From the data that follows, copy every line holding the string "transfers".

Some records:
## Start

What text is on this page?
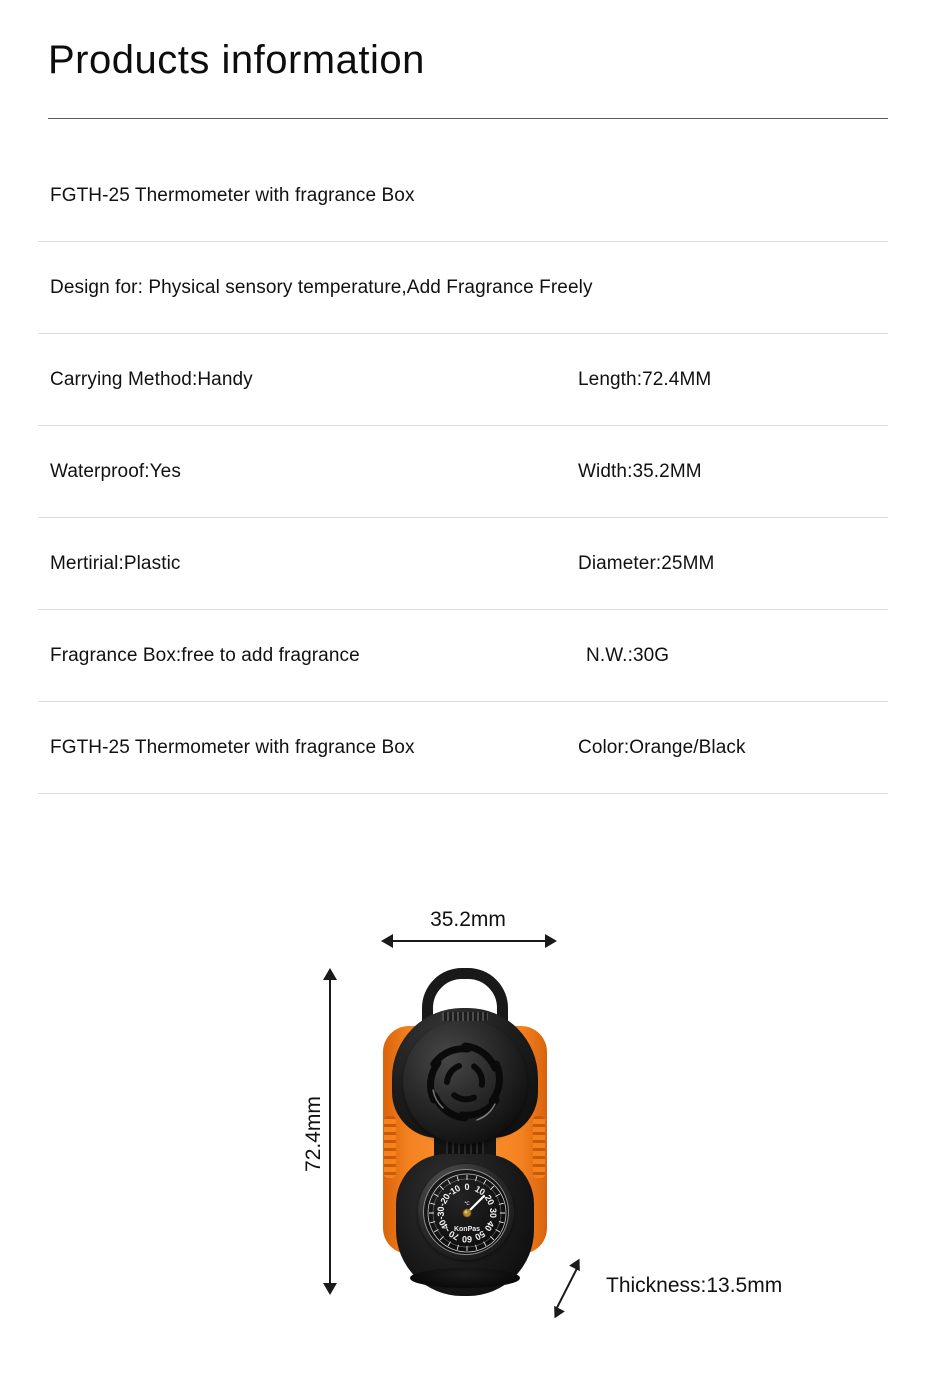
Products information
FGTH-25 Thermometer with fragrance Box
Design for: Physical sensory temperature,Add Fragrance Freely
Carrying Method:Handy	Length:72.4MM
Waterproof:Yes	Width:35.2MM
Mertirial:Plastic	Diameter:25MM
Fragrance Box:free to add fragrance	N.W.:30G
FGTH-25 Thermometer with fragrance Box	Color:Orange/Black
35.2mm
72.4mm
Thickness:13.5mm
0 10
20
30
40
50
60
70
-40
-30
-20
-10
℃
KonPas
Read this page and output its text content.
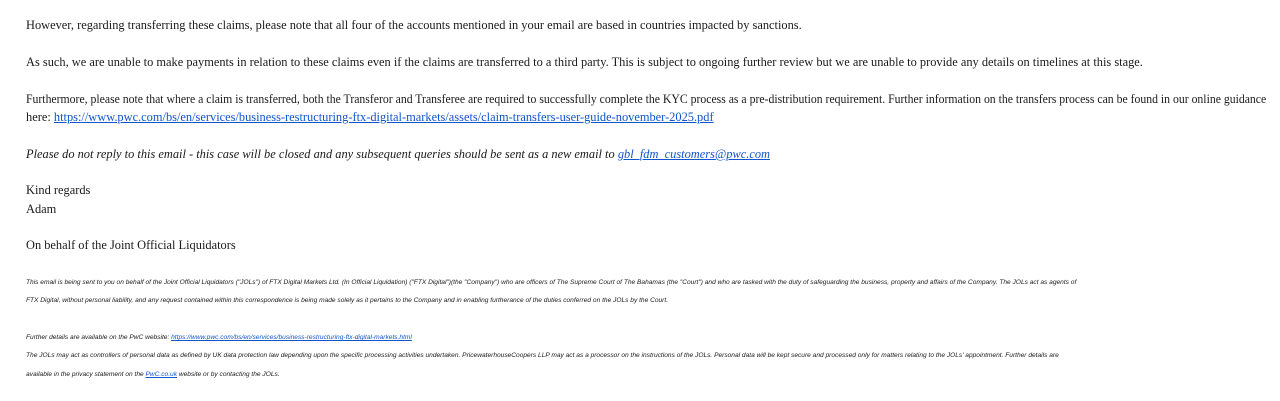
However, regarding transferring these claims, please note that all four of the accounts mentioned in your email are based in countries impacted by sanctions.
As such, we are unable to make payments in relation to these claims even if the claims are transferred to a third party. This is subject to ongoing further review but we are unable to provide any details on timelines at this stage.
Furthermore, please note that where a claim is transferred, both the Transferor and Transferee are required to successfully complete the KYC process as a pre-distribution requirement. Further information on the transfers process can be found in our online guidance
here: https://www.pwc.com/bs/en/services/business-restructuring-ftx-digital-markets/assets/claim-transfers-user-guide-november-2025.pdf
Please do not reply to this email - this case will be closed and any subsequent queries should be sent as a new email to gbl_fdm_customers@pwc.com
Kind regards
Adam
On behalf of the Joint Official Liquidators
This email is being sent to you on behalf of the Joint Official Liquidators ("JOLs") of FTX Digital Markets Ltd. (In Official Liquidation) ("FTX Digital")(the "Company") who are officers of The Supreme Court of The Bahamas (the "Court") and who are tasked with the duty of safeguarding the business, property and affairs of the Company. The JOLs act as agents of
FTX Digital, without personal liability, and any request contained within this correspondence is being made solely as it pertains to the Company and in enabling furtherance of the duties conferred on the JOLs by the Court.
Further details are available on the PwC website: https://www.pwc.com/bs/en/services/business-restructuring-ftx-digital-markets.html
The JOLs may act as controllers of personal data as defined by UK data protection law depending upon the specific processing activities undertaken. PricewaterhouseCoopers LLP may act as a processor on the instructions of the JOLs. Personal data will be kept secure and processed only for matters relating to the JOLs' appointment. Further details are
available in the privacy statement on the PwC.co.uk website or by contacting the JOLs.
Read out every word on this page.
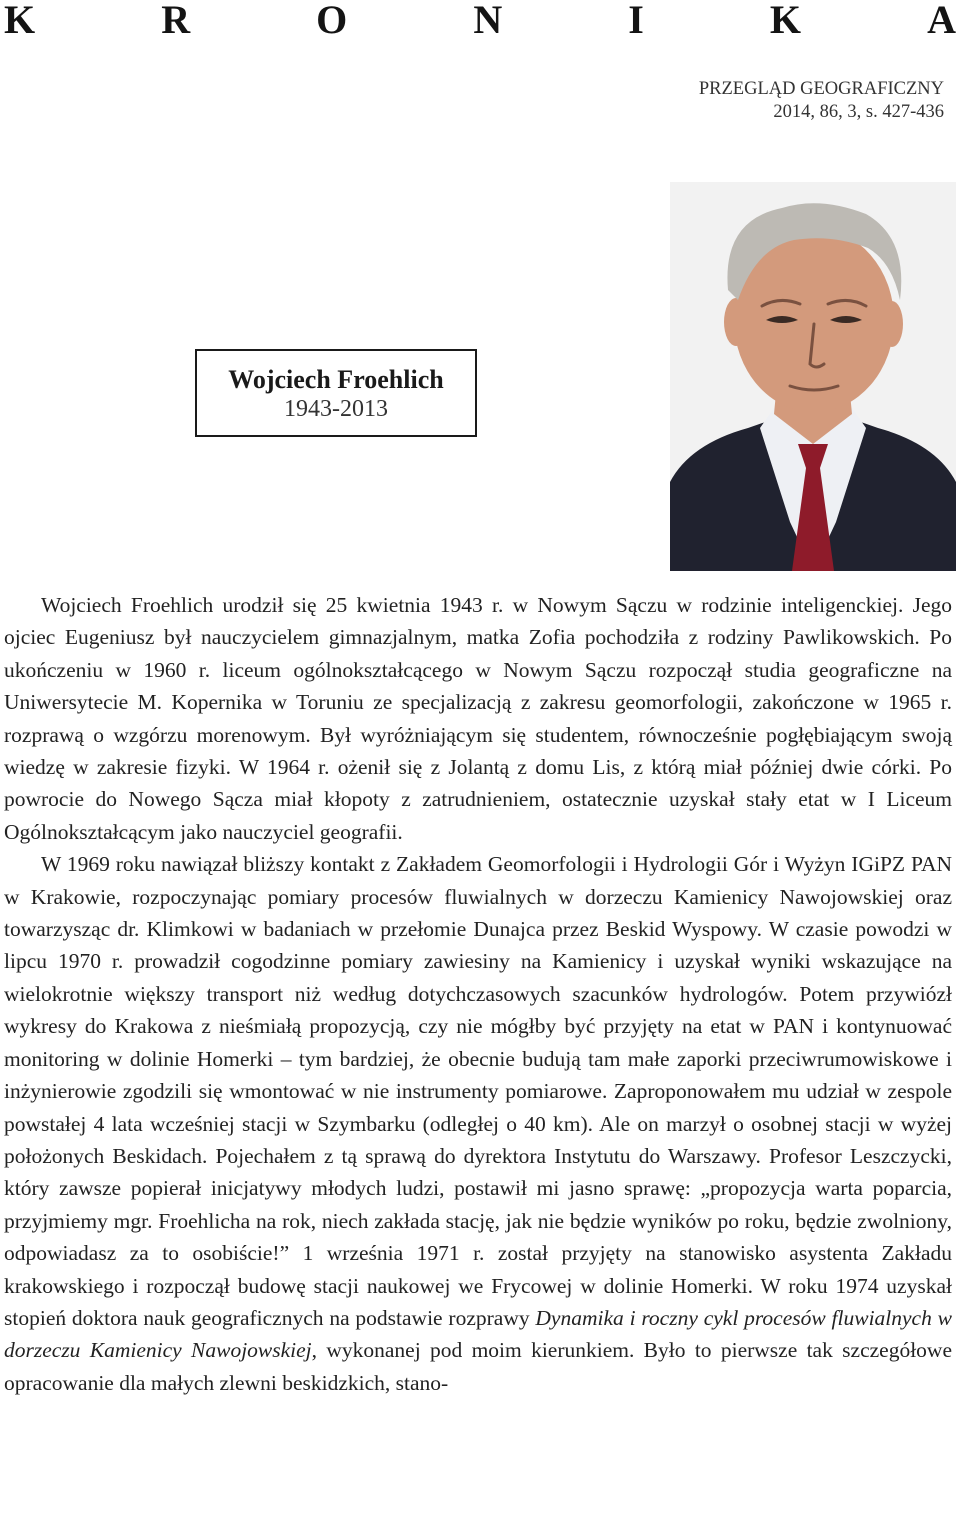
K	R	O	N	I	K	A
PRZEGLĄD GEOGRAFICZNY
2014, 86, 3, s. 427-436
Wojciech Froehlich
1943-2013

Wojciech Froehlich urodził się 25 kwietnia 1943 r. w Nowym Sączu w rodzinie inteligenckiej. Jego ojciec Eugeniusz był nauczycielem gimnazjalnym, matka Zofia pochodziła z rodziny Pawlikowskich. Po ukończeniu w 1960 r. liceum ogólnokształcącego w Nowym Sączu rozpoczął studia geograficzne na Uniwersytecie M. Kopernika w Toruniu ze specjalizacją z zakresu geomorfologii, zakończone w 1965 r. rozprawą o wzgórzu morenowym. Był wyróżniającym się studentem, równocześnie pogłębiającym swoją wiedzę w zakresie fizyki. W 1964 r. ożenił się z Jolantą z domu Lis, z którą miał później dwie córki. Po powrocie do Nowego Sącza miał kłopoty z zatrudnieniem, ostatecznie uzyskał stały etat w I Liceum Ogólnokształcącym jako nauczyciel geografii.

W 1969 roku nawiązał bliższy kontakt z Zakładem Geomorfologii i Hydrologii Gór i Wyżyn IGiPZ PAN w Krakowie, rozpoczynając pomiary procesów fluwialnych w dorzeczu Kamienicy Nawojowskiej oraz towarzysząc dr. Klimkowi w badaniach w przełomie Dunajca przez Beskid Wyspowy. W czasie powodzi w lipcu 1970 r. prowadził cogodzinne pomiary zawiesiny na Kamienicy i uzyskał wyniki wskazujące na wielokrotnie większy transport niż według dotychczasowych szacunków hydrologów. Potem przywiózł wykresy do Krakowa z nieśmiałą propozycją, czy nie mógłby być przyjęty na etat w PAN i kontynuować monitoring w dolinie Homerki – tym bardziej, że obecnie budują tam małe zaporki przeciwrumowiskowe i inżynierowie zgodzili się wmontować w nie instrumenty pomiarowe. Zaproponowałem mu udział w zespole powstałej 4 lata wcześniej stacji w Szymbarku (odległej o 40 km). Ale on marzył o osobnej stacji w wyżej położonych Beskidach. Pojechałem z tą sprawą do dyrektora Instytutu do Warszawy. Profesor Leszczycki, który zawsze popierał inicjatywy młodych ludzi, postawił mi jasno sprawę: „propozycja warta poparcia, przyjmiemy mgr. Froehlicha na rok, niech zakłada stację, jak nie będzie wyników po roku, będzie zwolniony, odpowiadasz za to osobiście!” 1 września 1971 r. został przyjęty na stanowisko asystenta Zakładu krakowskiego i rozpoczął budowę stacji naukowej we Frycowej w dolinie Homerki. W roku 1974 uzyskał stopień doktora nauk geograficznych na podstawie rozprawy Dynamika i roczny cykl procesów fluwialnych w dorzeczu Kamienicy Nawojowskiej, wykonanej pod moim kierunkiem. Było to pierwsze tak szczegółowe opracowanie dla małych zlewni beskidzkich, stano-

## End

▸ The completed task
Furthermore, please note that where a claim is transferred, both the Transferor and Transferee are required to successfully complete the KYC process as a pre-distribution requirement. Further information on the transfers process can be found in our online guidance
here: https://www.pwc.com/bs/en/services/business-restructuring-ftx-digital-markets/assets/claim-transfers-user-guide-november-2025.pdf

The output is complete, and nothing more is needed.